● RECORD EXTRACTS

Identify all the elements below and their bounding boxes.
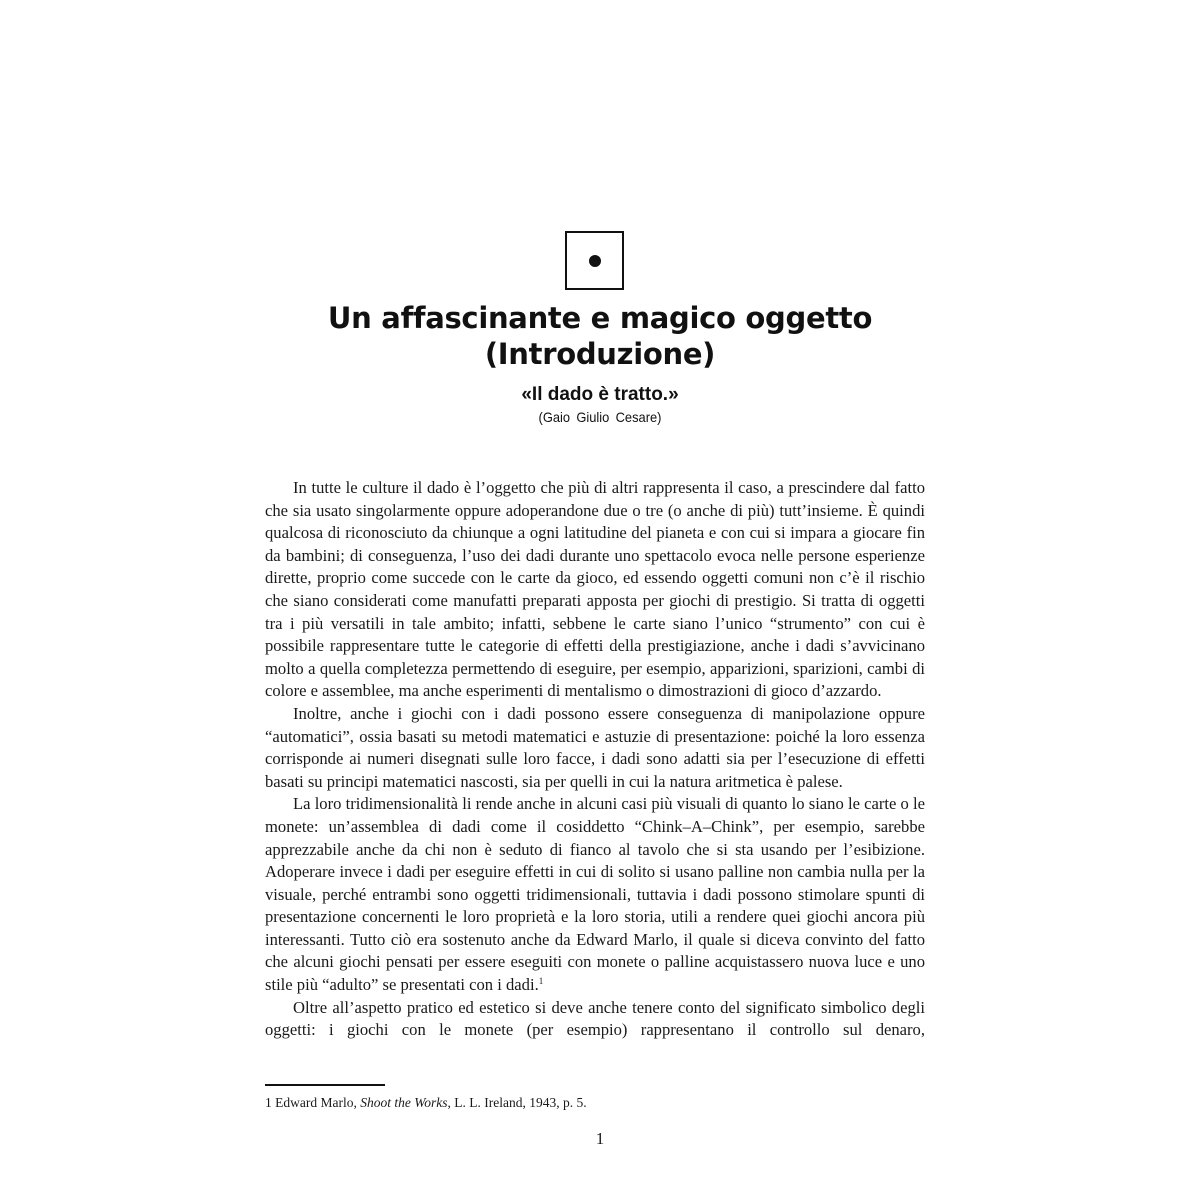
chapter-title-line-1: Un affascinante e magico oggetto: [327, 301, 873, 335]
footnote-reference[interactable]: 1: [538, 976, 544, 987]
chapter-title: [200, 300, 1000, 372]
footnote-author: Edward Marlo,: [275, 1095, 357, 1110]
die-pip: [589, 255, 601, 267]
paragraph-1: In tutte le culture il dado è l’oggetto che più di altri rappresenta il caso, a prescindere dal fatto che sia usato singolarmente oppure adoperandone due o tre (o anche di più) tutt’insieme. È quindi qualcosa di riconosciuto da chiunque a ogni latitudine del pianeta e con cui si impara a giocare fin da bambini; di conseguenza, l’uso dei dadi durante uno spettacolo evoca nelle persone esperienze dirette, proprio come succede con le carte da gioco, ed essendo oggetti comuni non c’è il rischio che siano considerati come manufatti preparati apposta per giochi di prestigio. Si tratta di oggetti tra i più versatili in tale ambito; infatti, sebbene le carte siano l’unico “strumento” con cui è possibile rappresentare tutte le categorie di effetti della prestigiazione, anche i dadi s’avvicinano molto a quella completezza permettendo di eseguire, per esempio, apparizioni, sparizioni, cambi di colore e assemblee, ma anche esperimenti di mentalismo o dimostrazioni di gioco d’azzardo.: [265, 478, 925, 701]
footnote-work-title: Shoot the Works: [360, 1095, 448, 1110]
epigraph-quote: «Il dado è tratto.»: [521, 384, 679, 405]
body-text: [265, 477, 925, 1042]
die-one-pip-icon: [565, 231, 624, 290]
paragraph-3-text: La loro tridimensionalità li rende anche in alcuni casi più visuali di quanto lo siano le carte o le monete: un’assemblea di dadi come il cosiddetto “Chink–A–Chink”, per esempio, sarebbe apprezzabile anche da chi non è seduto di fianco al tavolo che si sta usando per l’esibizione. Adoperare invece i dadi per eseguire effetti in cui di solito si usano palline non cambia nulla per la visuale, perché entrambi sono oggetti tridimensionali, tuttavia i dadi possono stimolare spunti di presentazione concernenti le loro proprietà e la loro storia, utili a rendere quei giochi ancora più interessanti. Tutto ciò era sostenuto anche da Edward Marlo, il quale si diceva convinto del fatto che alcuni giochi pensati per essere eseguiti con monete o palline acquistassero nuova luce e uno stile più “adulto” se presentati con i dadi.: [265, 794, 925, 995]
paragraph-2: Inoltre, anche i giochi con i dadi possono essere conseguenza di manipolazione oppure “automatici”, ossia basati su metodi matematici e astuzie di presentazione: poiché la loro essenza corrisponde ai numeri disegnati sulle loro facce, i dadi sono adatti sia per l’esecuzione di effetti basati su principi matematici nascosti, sia per quelli in cui la natura aritmetica è palese.: [265, 703, 925, 791]
page-number: 1: [595, 1129, 605, 1148]
epigraph-author: (Gaio Giulio Cesare): [538, 409, 662, 425]
footnote-details: , L. L. Ireland, 1943, p. 5.: [447, 1095, 587, 1110]
footnote: [265, 1094, 925, 1111]
footnote-number: 1: [265, 1095, 272, 1110]
paragraph-3: [265, 793, 925, 996]
footnote-divider: [265, 1084, 385, 1086]
paragraph-4: Oltre all’aspetto pratico ed estetico si deve anche tenere conto del significato simbolico degli oggetti: i giochi con le monete (per esempio) rappresentano il controllo sul denaro,: [265, 997, 925, 1040]
chapter-title-line-2: (Introduzione): [484, 337, 716, 371]
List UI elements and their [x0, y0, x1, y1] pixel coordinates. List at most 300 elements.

● WHAT NEEDS TO BE DONE
Could you change "footnote-author" to "footnote-writer" in the lines from the line with "chapter-title-line-1: Un affascinante" to the line with "die-pip: [589, 255, 601, 267]", keeping everything else the same, and give back only those lines?

● EXERCISE ANSWER
chapter-title-line-1: Un affascinante e magico oggetto: [327, 301, 873, 335]
footnote-reference[interactable]: 1: [538, 976, 544, 987]
chapter-title: [200, 300, 1000, 372]
footnote-writer: Edward Marlo,: [275, 1095, 357, 1110]
die-pip: [589, 255, 601, 267]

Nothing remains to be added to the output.